▶ [What is needed]
Pull every "speaker" line out of the data below.

▶ [Given records]
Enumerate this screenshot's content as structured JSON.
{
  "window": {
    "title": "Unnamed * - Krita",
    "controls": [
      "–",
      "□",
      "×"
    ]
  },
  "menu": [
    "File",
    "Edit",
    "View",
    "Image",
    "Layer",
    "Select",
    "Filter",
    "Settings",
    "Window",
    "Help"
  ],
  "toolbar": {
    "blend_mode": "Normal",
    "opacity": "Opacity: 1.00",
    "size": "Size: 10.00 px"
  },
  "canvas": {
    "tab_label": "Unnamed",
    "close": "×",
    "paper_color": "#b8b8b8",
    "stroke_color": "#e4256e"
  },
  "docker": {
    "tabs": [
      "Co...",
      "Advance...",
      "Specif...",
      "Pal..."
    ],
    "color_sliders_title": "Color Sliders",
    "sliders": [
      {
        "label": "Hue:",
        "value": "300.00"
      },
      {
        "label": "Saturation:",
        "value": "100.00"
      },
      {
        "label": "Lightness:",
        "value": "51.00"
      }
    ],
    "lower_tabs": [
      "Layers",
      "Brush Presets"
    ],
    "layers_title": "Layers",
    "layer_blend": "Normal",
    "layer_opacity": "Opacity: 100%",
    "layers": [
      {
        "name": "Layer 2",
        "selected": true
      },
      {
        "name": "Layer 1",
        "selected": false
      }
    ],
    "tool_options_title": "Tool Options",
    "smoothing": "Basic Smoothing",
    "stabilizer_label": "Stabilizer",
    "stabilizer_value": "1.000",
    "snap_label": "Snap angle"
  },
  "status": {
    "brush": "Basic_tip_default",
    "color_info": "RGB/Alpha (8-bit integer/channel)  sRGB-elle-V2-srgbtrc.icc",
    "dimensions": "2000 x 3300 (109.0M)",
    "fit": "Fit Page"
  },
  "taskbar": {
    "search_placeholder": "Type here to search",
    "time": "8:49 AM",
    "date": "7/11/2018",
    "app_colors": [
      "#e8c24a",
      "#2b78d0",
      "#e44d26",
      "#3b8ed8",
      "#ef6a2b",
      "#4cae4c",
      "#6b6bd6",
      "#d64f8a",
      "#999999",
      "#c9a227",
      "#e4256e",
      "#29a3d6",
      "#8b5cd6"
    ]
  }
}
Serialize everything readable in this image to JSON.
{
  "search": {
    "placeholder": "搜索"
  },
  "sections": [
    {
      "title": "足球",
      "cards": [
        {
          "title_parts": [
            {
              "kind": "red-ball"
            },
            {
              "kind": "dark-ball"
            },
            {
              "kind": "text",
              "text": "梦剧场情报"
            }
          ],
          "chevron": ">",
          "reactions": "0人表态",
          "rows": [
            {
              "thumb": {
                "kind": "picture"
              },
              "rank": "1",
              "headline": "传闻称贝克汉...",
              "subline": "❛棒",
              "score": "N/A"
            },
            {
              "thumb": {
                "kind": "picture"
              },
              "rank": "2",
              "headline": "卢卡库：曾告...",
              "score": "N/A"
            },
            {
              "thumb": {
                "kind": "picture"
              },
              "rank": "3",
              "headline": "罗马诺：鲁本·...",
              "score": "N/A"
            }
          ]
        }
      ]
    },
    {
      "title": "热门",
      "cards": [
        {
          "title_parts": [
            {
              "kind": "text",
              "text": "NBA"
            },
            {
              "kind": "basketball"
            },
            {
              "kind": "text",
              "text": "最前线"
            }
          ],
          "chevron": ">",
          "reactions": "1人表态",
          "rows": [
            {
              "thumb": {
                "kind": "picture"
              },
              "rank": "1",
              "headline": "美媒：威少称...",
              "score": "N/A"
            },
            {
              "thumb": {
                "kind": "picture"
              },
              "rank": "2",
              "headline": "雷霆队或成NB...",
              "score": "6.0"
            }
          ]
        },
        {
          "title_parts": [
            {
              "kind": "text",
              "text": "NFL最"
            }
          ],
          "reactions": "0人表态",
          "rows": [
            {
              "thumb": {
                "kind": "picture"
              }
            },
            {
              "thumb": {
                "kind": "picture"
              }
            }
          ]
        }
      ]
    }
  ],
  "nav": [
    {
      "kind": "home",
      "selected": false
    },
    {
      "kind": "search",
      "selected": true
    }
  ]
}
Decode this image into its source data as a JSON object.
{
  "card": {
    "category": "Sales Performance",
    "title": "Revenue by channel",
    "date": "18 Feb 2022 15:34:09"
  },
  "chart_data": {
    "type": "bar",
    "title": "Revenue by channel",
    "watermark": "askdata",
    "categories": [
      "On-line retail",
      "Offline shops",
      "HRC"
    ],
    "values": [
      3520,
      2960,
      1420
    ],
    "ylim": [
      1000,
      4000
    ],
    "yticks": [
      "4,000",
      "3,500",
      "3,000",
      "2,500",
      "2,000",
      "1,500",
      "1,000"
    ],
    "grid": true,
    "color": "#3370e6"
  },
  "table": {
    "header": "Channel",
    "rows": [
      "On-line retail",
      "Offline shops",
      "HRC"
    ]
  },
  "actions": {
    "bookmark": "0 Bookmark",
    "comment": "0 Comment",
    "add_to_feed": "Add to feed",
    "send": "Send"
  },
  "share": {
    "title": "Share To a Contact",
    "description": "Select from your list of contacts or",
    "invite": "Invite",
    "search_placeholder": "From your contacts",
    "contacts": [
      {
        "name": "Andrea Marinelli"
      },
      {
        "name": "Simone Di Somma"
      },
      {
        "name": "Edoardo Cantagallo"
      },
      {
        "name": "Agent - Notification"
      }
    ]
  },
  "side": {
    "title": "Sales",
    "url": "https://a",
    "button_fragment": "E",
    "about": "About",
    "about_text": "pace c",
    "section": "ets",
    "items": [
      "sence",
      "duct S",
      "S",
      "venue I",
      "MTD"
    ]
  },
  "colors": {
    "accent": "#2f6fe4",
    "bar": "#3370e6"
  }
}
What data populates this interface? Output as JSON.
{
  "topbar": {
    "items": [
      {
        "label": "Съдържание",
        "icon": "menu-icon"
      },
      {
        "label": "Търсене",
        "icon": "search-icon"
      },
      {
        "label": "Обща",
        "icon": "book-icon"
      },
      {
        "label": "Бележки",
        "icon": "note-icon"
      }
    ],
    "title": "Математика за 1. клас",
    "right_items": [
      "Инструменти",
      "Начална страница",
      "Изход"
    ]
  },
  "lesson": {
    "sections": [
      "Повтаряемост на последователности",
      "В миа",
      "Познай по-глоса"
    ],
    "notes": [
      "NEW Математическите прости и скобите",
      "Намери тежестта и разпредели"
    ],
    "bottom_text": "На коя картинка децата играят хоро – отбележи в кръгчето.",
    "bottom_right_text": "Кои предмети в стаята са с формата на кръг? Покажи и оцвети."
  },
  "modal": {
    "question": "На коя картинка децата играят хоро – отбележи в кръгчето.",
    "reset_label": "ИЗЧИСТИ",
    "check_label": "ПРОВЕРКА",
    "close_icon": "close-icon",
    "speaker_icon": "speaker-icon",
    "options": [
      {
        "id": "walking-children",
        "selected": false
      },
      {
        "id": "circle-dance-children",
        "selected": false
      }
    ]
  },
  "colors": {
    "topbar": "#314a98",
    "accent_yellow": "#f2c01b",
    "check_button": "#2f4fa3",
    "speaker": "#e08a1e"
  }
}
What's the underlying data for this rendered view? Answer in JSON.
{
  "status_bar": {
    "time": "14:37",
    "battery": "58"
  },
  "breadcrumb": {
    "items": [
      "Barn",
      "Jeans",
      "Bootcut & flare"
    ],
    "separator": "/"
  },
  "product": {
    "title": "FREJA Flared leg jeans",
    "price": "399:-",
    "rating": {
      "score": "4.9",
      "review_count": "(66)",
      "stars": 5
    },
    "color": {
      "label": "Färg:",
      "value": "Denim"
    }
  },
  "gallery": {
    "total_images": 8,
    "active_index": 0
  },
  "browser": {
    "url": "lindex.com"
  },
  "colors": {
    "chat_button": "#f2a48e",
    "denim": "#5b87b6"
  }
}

▶ [In response]
    "speaker_icon": "speaker-icon",
    "speaker": "#e08a1e"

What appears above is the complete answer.